Publisher:  Fundacja Centrum Architektury, Warsaw, Poland 2015. Co-financed by the Capital City of Warsaw

Essays:  Introduction by Agnieszka Rasmus-Zgorzelska / Interviews by Milena Rachid Chebab

Language:  English (English edition, 430 copies); there is also a Polish edition.

Hardcover book with 112 pages, not numbered; 70 color photographs numbered and captioned in the appendix; sewn binding; cloth cover, printed and bound in Poland

Photobook Designer: Ania Nałęcka, Tapir Book Design

 

Notes:

PKiN is the abbreviation of the Polish name (Pałac Kultury i Nauki) for the Palace of Culture and Science in the country’s capital, Warsaw. This huge building containing in excess of 3200 rooms was a gift from the Soviet Union under Stalin to the people of Poland and was created between 1952 and 1955. Construction elements include some of the finest workmanship by craftsmen from Poland and the Soviet Union. This beautifully printed volume of photographs and ten pages of personal notes based on staff interviews shows an embossed replica of the so-called “frog” diagram of the ventilation system of this impressive edifice on the cover as an introduction to the myriad of details inside.

Stored records
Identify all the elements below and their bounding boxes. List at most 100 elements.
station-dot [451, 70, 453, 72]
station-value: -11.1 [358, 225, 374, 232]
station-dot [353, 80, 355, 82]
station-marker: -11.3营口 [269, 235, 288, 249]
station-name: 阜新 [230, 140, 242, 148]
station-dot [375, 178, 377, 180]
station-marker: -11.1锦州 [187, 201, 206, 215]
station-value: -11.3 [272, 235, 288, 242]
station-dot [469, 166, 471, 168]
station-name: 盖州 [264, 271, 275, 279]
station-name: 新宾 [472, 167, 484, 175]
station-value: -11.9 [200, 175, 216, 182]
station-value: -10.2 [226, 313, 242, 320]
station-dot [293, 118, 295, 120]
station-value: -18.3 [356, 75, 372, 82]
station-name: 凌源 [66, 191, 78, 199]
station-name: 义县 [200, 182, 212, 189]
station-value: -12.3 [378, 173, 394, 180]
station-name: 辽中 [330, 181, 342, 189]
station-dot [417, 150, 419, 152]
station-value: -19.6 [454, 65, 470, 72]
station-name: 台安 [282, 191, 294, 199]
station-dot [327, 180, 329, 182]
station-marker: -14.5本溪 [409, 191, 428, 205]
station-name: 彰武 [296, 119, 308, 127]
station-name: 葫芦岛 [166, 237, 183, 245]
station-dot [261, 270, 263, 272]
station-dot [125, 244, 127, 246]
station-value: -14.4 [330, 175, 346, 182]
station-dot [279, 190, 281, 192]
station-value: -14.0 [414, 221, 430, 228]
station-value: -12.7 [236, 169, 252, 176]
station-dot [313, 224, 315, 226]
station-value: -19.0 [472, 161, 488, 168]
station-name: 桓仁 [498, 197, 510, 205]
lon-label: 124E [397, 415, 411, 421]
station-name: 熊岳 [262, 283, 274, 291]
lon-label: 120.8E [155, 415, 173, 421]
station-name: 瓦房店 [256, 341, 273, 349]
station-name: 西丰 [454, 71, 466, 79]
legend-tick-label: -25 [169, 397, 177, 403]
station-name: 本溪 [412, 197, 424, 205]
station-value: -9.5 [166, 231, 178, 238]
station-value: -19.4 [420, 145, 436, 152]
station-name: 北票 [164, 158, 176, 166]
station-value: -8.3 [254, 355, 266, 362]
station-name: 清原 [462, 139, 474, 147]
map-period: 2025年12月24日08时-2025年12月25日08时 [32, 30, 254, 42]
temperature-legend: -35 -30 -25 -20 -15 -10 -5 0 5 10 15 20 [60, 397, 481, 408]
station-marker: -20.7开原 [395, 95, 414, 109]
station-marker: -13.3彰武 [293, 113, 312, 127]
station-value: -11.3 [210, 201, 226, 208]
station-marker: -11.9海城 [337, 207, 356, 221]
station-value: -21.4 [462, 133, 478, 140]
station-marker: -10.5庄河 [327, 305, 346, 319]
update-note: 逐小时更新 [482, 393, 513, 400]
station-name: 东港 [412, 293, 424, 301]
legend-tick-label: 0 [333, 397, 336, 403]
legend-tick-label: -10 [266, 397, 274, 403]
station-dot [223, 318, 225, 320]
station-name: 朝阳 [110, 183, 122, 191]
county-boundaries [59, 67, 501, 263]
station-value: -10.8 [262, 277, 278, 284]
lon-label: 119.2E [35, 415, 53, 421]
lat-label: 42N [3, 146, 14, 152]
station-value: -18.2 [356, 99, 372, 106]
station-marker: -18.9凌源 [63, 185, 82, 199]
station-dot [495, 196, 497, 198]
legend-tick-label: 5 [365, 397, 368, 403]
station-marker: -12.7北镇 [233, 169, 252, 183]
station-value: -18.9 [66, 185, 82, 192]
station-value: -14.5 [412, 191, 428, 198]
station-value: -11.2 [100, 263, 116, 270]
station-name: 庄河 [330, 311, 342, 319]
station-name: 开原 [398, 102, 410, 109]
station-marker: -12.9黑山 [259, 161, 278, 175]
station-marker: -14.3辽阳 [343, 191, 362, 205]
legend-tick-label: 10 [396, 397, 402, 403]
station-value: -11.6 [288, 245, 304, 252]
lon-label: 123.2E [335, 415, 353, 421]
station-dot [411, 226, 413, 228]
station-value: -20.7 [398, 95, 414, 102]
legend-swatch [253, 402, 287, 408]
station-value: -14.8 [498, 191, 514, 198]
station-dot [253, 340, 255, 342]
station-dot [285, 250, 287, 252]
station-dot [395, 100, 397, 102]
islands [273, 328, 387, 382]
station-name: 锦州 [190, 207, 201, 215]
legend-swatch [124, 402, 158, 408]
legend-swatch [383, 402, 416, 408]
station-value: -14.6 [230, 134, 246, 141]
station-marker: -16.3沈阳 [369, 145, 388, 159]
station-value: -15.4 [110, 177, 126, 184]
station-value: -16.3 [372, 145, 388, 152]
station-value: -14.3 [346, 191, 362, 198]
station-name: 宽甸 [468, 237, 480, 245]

- YOUR TASK -
Retype the passage of the book description above from "Essays:  Introduction by" to "a Polish edition.", word for word.

- THE RESPONSE -
Essays:  Introduction by Agnieszka Rasmus-Zgorzelska / Interviews by Milena Rachid Chebab

Language:  English (English edition, 430 copies); there is also a Polish edition.